* _TASK REQUIREMENTS_
Scan the data. Collect each line that contains the word "суммы".

--------------------------------

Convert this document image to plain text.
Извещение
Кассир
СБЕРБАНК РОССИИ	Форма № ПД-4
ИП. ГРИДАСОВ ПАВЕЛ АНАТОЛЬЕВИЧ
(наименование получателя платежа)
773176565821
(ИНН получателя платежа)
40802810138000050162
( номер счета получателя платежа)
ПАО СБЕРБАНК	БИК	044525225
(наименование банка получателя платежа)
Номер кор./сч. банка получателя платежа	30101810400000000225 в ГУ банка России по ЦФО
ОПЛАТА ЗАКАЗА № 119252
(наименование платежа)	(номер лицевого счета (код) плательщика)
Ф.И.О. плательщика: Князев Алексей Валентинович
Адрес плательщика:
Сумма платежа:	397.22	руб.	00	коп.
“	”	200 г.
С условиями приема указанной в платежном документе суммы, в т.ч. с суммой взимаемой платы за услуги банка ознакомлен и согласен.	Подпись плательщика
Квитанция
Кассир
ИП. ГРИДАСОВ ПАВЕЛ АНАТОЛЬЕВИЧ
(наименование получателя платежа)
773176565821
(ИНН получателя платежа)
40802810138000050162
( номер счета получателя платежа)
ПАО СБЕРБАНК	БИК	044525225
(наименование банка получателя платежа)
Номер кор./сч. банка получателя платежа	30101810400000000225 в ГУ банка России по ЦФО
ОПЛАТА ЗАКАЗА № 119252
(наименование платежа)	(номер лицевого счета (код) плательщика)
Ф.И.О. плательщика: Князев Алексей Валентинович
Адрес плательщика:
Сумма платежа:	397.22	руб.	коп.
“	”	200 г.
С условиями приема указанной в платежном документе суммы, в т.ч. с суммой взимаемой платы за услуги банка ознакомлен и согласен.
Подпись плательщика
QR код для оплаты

--------------------------------

* _EXERCISE SOLUTION_
С условиями приема указанной в платежном документе суммы, в т.ч. с суммой взимаемой платы за услуги банка ознакомлен и согласен.	Подпись плательщика
С условиями приема указанной в платежном документе суммы, в т.ч. с суммой взимаемой платы за услуги банка ознакомлен и согласен.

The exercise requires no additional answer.